*Source data*:
■ ■ ■ ■ ■ ■ ■

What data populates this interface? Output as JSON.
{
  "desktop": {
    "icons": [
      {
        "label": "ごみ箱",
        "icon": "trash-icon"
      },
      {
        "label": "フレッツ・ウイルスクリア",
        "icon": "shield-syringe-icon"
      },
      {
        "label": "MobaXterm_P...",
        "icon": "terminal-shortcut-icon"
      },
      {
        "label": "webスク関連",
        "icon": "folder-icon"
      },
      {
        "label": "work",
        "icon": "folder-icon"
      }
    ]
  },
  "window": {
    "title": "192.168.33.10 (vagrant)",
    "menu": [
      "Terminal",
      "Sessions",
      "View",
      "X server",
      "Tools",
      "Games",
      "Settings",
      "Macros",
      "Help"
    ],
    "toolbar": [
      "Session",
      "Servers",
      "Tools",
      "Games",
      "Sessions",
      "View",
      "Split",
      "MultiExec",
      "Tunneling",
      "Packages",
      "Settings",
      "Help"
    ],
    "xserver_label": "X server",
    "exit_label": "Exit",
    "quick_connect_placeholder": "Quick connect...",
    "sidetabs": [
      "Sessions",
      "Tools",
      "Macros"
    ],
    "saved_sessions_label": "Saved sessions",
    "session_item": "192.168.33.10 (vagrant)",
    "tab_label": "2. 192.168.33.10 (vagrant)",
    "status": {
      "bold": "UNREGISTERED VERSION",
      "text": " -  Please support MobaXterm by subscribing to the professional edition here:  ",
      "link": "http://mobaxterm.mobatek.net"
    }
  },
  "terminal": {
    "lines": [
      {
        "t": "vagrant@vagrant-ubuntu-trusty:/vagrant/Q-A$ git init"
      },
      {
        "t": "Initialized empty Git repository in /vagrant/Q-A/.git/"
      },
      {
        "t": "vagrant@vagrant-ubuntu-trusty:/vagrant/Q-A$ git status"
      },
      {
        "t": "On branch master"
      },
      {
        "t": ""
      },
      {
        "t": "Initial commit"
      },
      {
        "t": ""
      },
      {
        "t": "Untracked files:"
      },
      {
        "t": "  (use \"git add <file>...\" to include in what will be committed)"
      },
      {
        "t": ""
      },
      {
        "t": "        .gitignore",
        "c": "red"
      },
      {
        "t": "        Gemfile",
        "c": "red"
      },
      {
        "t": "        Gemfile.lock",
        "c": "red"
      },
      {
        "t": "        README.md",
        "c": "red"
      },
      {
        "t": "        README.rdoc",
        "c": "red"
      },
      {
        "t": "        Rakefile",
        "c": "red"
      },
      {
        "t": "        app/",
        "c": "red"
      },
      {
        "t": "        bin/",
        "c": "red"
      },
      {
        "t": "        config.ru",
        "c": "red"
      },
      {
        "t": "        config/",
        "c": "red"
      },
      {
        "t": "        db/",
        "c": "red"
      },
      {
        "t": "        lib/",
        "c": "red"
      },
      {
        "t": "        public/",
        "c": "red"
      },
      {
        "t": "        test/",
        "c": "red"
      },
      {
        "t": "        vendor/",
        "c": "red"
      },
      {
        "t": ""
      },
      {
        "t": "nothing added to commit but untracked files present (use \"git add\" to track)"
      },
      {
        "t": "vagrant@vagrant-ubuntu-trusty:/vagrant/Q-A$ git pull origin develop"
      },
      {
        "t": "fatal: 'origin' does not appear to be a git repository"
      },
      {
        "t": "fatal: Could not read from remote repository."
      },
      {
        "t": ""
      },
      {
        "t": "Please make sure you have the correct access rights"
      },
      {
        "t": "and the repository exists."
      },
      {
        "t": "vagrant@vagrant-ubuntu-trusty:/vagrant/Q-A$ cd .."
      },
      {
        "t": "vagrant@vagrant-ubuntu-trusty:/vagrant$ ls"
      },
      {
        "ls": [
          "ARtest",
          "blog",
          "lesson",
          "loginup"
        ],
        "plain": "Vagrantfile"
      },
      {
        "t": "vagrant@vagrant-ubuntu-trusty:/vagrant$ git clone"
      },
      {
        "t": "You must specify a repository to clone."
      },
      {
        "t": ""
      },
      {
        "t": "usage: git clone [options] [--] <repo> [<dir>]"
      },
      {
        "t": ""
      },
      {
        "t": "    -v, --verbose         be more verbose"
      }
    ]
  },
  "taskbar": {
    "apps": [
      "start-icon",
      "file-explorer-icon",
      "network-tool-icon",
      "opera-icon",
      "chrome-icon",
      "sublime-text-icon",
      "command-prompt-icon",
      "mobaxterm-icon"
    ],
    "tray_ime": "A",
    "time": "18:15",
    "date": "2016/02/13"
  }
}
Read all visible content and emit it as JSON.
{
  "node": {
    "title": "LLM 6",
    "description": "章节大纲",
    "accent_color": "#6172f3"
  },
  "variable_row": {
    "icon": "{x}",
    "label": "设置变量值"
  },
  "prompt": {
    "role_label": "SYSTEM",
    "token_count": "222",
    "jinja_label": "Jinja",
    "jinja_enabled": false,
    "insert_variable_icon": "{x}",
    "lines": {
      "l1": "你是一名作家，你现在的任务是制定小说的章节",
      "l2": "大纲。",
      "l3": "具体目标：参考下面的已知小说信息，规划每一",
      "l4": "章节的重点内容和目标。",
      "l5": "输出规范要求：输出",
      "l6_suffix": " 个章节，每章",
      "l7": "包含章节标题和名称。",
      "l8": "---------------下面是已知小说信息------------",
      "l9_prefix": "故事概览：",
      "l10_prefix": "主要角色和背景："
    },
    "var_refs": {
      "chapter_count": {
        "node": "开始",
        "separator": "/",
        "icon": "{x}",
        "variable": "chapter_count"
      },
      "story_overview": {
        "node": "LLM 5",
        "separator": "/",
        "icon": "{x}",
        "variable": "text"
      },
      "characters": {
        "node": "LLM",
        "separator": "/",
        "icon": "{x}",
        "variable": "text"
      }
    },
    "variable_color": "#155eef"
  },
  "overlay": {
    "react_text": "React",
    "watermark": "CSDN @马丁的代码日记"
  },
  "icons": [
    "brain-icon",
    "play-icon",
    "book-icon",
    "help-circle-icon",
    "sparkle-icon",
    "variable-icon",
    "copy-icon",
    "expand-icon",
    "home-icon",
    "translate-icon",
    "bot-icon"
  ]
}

■ ■ ■ ■ ■ ■ ■

*Exercise details*: Reproduce the listing shown above in its entirety, exactly.

*Correct answer*:
What data populates this interface? Output as JSON.
{
  "desktop": {
    "icons": [
      {
        "label": "ごみ箱",
        "icon": "trash-icon"
      },
      {
        "label": "フレッツ・ウイルスクリア",
        "icon": "shield-syringe-icon"
      },
      {
        "label": "MobaXterm_P...",
        "icon": "terminal-shortcut-icon"
      },
      {
        "label": "webスク関連",
        "icon": "folder-icon"
      },
      {
        "label": "work",
        "icon": "folder-icon"
      }
    ]
  },
  "window": {
    "title": "192.168.33.10 (vagrant)",
    "menu": [
      "Terminal",
      "Sessions",
      "View",
      "X server",
      "Tools",
      "Games",
      "Settings",
      "Macros",
      "Help"
    ],
    "toolbar": [
      "Session",
      "Servers",
      "Tools",
      "Games",
      "Sessions",
      "View",
      "Split",
      "MultiExec",
      "Tunneling",
      "Packages",
      "Settings",
      "Help"
    ],
    "xserver_label": "X server",
    "exit_label": "Exit",
    "quick_connect_placeholder": "Quick connect...",
    "sidetabs": [
      "Sessions",
      "Tools",
      "Macros"
    ],
    "saved_sessions_label": "Saved sessions",
    "session_item": "192.168.33.10 (vagrant)",
    "tab_label": "2. 192.168.33.10 (vagrant)",
    "status": {
      "bold": "UNREGISTERED VERSION",
      "text": " -  Please support MobaXterm by subscribing to the professional edition here:  ",
      "link": "http://mobaxterm.mobatek.net"
    }
  },
  "terminal": {
    "lines": [
      {
        "t": "vagrant@vagrant-ubuntu-trusty:/vagrant/Q-A$ git init"
      },
      {
        "t": "Initialized empty Git repository in /vagrant/Q-A/.git/"
      },
      {
        "t": "vagrant@vagrant-ubuntu-trusty:/vagrant/Q-A$ git status"
      },
      {
        "t": "On branch master"
      },
      {
        "t": ""
      },
      {
        "t": "Initial commit"
      },
      {
        "t": ""
      },
      {
        "t": "Untracked files:"
      },
      {
        "t": "  (use \"git add <file>...\" to include in what will be committed)"
      },
      {
        "t": ""
      },
      {
        "t": "        .gitignore",
        "c": "red"
      },
      {
        "t": "        Gemfile",
        "c": "red"
      },
      {
        "t": "        Gemfile.lock",
        "c": "red"
      },
      {
        "t": "        README.md",
        "c": "red"
      },
      {
        "t": "        README.rdoc",
        "c": "red"
      },
      {
        "t": "        Rakefile",
        "c": "red"
      },
      {
        "t": "        app/",
        "c": "red"
      },
      {
        "t": "        bin/",
        "c": "red"
      },
      {
        "t": "        config.ru",
        "c": "red"
      },
      {
        "t": "        config/",
        "c": "red"
      },
      {
        "t": "        db/",
        "c": "red"
      },
      {
        "t": "        lib/",
        "c": "red"
      },
      {
        "t": "        public/",
        "c": "red"
      },
      {
        "t": "        test/",
        "c": "red"
      },
      {
        "t": "        vendor/",
        "c": "red"
      },
      {
        "t": ""
      },
      {
        "t": "nothing added to commit but untracked files present (use \"git add\" to track)"
      },
      {
        "t": "vagrant@vagrant-ubuntu-trusty:/vagrant/Q-A$ git pull origin develop"
      },
      {
        "t": "fatal: 'origin' does not appear to be a git repository"
      },
      {
        "t": "fatal: Could not read from remote repository."
      },
      {
        "t": ""
      },
      {
        "t": "Please make sure you have the correct access rights"
      },
      {
        "t": "and the repository exists."
      },
      {
        "t": "vagrant@vagrant-ubuntu-trusty:/vagrant/Q-A$ cd .."
      },
      {
        "t": "vagrant@vagrant-ubuntu-trusty:/vagrant$ ls"
      },
      {
        "ls": [
          "ARtest",
          "blog",
          "lesson",
          "loginup"
        ],
        "plain": "Vagrantfile"
      },
      {
        "t": "vagrant@vagrant-ubuntu-trusty:/vagrant$ git clone"
      },
      {
        "t": "You must specify a repository to clone."
      },
      {
        "t": ""
      },
      {
        "t": "usage: git clone [options] [--] <repo> [<dir>]"
      },
      {
        "t": ""
      },
      {
        "t": "    -v, --verbose         be more verbose"
      }
    ]
  },
  "taskbar": {
    "apps": [
      "start-icon",
      "file-explorer-icon",
      "network-tool-icon",
      "opera-icon",
      "chrome-icon",
      "sublime-text-icon",
      "command-prompt-icon",
      "mobaxterm-icon"
    ],
    "tray_ime": "A",
    "time": "18:15",
    "date": "2016/02/13"
  }
}
Read all visible content and emit it as JSON.
{
  "node": {
    "title": "LLM 6",
    "description": "章节大纲",
    "accent_color": "#6172f3"
  },
  "variable_row": {
    "icon": "{x}",
    "label": "设置变量值"
  },
  "prompt": {
    "role_label": "SYSTEM",
    "token_count": "222",
    "jinja_label": "Jinja",
    "jinja_enabled": false,
    "insert_variable_icon": "{x}",
    "lines": {
      "l1": "你是一名作家，你现在的任务是制定小说的章节",
      "l2": "大纲。",
      "l3": "具体目标：参考下面的已知小说信息，规划每一",
      "l4": "章节的重点内容和目标。",
      "l5": "输出规范要求：输出",
      "l6_suffix": " 个章节，每章",
      "l7": "包含章节标题和名称。",
      "l8": "---------------下面是已知小说信息------------",
      "l9_prefix": "故事概览：",
      "l10_prefix": "主要角色和背景："
    },
    "var_refs": {
      "chapter_count": {
        "node": "开始",
        "separator": "/",
        "icon": "{x}",
        "variable": "chapter_count"
      },
      "story_overview": {
        "node": "LLM 5",
        "separator": "/",
        "icon": "{x}",
        "variable": "text"
      },
      "characters": {
        "node": "LLM",
        "separator": "/",
        "icon": "{x}",
        "variable": "text"
      }
    },
    "variable_color": "#155eef"
  },
  "overlay": {
    "react_text": "React",
    "watermark": "CSDN @马丁的代码日记"
  },
  "icons": [
    "brain-icon",
    "play-icon",
    "book-icon",
    "help-circle-icon",
    "sparkle-icon",
    "variable-icon",
    "copy-icon",
    "expand-icon",
    "home-icon",
    "translate-icon",
    "bot-icon"
  ]
}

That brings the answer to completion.